Output an exact reproduction of the data.

= = = = = = =

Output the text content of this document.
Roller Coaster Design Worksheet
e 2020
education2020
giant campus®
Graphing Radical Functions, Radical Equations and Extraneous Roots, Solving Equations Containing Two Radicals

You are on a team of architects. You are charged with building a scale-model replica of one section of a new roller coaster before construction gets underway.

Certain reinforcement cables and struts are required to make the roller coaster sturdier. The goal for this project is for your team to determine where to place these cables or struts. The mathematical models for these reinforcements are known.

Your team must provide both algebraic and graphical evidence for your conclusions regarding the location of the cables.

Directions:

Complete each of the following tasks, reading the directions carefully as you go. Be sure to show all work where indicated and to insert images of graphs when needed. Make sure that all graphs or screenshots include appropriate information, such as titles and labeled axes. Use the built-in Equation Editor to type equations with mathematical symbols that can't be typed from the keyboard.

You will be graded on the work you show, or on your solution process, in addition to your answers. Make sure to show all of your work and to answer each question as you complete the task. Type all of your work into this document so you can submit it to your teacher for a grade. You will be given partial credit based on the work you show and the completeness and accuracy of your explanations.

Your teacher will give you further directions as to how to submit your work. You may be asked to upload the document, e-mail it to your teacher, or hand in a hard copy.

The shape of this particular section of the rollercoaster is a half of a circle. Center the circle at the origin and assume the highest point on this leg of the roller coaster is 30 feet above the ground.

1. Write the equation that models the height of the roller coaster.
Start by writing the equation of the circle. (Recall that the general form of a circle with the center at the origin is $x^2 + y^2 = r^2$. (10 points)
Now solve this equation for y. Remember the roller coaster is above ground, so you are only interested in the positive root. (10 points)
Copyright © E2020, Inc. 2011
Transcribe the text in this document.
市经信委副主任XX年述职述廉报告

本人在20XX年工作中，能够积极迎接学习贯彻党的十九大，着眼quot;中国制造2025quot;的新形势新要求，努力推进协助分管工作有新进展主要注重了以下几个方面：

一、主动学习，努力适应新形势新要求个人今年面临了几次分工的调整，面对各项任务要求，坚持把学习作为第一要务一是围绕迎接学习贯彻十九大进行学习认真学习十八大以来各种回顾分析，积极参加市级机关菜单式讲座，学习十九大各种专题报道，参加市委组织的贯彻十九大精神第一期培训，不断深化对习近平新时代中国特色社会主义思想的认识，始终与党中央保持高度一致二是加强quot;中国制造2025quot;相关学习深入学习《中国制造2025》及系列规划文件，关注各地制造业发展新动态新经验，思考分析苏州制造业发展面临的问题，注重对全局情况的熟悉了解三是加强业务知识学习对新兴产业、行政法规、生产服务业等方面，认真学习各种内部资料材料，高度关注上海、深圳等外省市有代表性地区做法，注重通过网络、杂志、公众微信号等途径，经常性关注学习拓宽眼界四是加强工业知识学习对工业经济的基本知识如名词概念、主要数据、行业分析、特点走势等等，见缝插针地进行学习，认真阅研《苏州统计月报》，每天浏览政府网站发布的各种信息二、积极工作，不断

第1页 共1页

= = = = = = =

* [WRITTEN RESPONSE]:
Output the text content of this document.
Roller Coaster Design Worksheet
e 2020
education2020
giant campus®
Graphing Radical Functions, Radical Equations and Extraneous Roots, Solving Equations Containing Two Radicals

You are on a team of architects. You are charged with building a scale-model replica of one section of a new roller coaster before construction gets underway.

Certain reinforcement cables and struts are required to make the roller coaster sturdier. The goal for this project is for your team to determine where to place these cables or struts. The mathematical models for these reinforcements are known.

Your team must provide both algebraic and graphical evidence for your conclusions regarding the location of the cables.

Directions:

Complete each of the following tasks, reading the directions carefully as you go. Be sure to show all work where indicated and to insert images of graphs when needed. Make sure that all graphs or screenshots include appropriate information, such as titles and labeled axes. Use the built-in Equation Editor to type equations with mathematical symbols that can't be typed from the keyboard.

You will be graded on the work you show, or on your solution process, in addition to your answers. Make sure to show all of your work and to answer each question as you complete the task. Type all of your work into this document so you can submit it to your teacher for a grade. You will be given partial credit based on the work you show and the completeness and accuracy of your explanations.

Your teacher will give you further directions as to how to submit your work. You may be asked to upload the document, e-mail it to your teacher, or hand in a hard copy.

The shape of this particular section of the rollercoaster is a half of a circle. Center the circle at the origin and assume the highest point on this leg of the roller coaster is 30 feet above the ground.

1. Write the equation that models the height of the roller coaster.
Start by writing the equation of the circle. (Recall that the general form of a circle with the center at the origin is $x^2 + y^2 = r^2$. (10 points)
Now solve this equation for y. Remember the roller coaster is above ground, so you are only interested in the positive root. (10 points)
Copyright © E2020, Inc. 2011
Transcribe the text in this document.
市经信委副主任XX年述职述廉报告

本人在20XX年工作中，能够积极迎接学习贯彻党的十九大，着眼quot;中国制造2025quot;的新形势新要求，努力推进协助分管工作有新进展主要注重了以下几个方面：

一、主动学习，努力适应新形势新要求个人今年面临了几次分工的调整，面对各项任务要求，坚持把学习作为第一要务一是围绕迎接学习贯彻十九大进行学习认真学习十八大以来各种回顾分析，积极参加市级机关菜单式讲座，学习十九大各种专题报道，参加市委组织的贯彻十九大精神第一期培训，不断深化对习近平新时代中国特色社会主义思想的认识，始终与党中央保持高度一致二是加强quot;中国制造2025quot;相关学习深入学习《中国制造2025》及系列规划文件，关注各地制造业发展新动态新经验，思考分析苏州制造业发展面临的问题，注重对全局情况的熟悉了解三是加强业务知识学习对新兴产业、行政法规、生产服务业等方面，认真学习各种内部资料材料，高度关注上海、深圳等外省市有代表性地区做法，注重通过网络、杂志、公众微信号等途径，经常性关注学习拓宽眼界四是加强工业知识学习对工业经济的基本知识如名词概念、主要数据、行业分析、特点走势等等，见缝插针地进行学习，认真阅研《苏州统计月报》，每天浏览政府网站发布的各种信息二、积极工作，不断

第1页 共1页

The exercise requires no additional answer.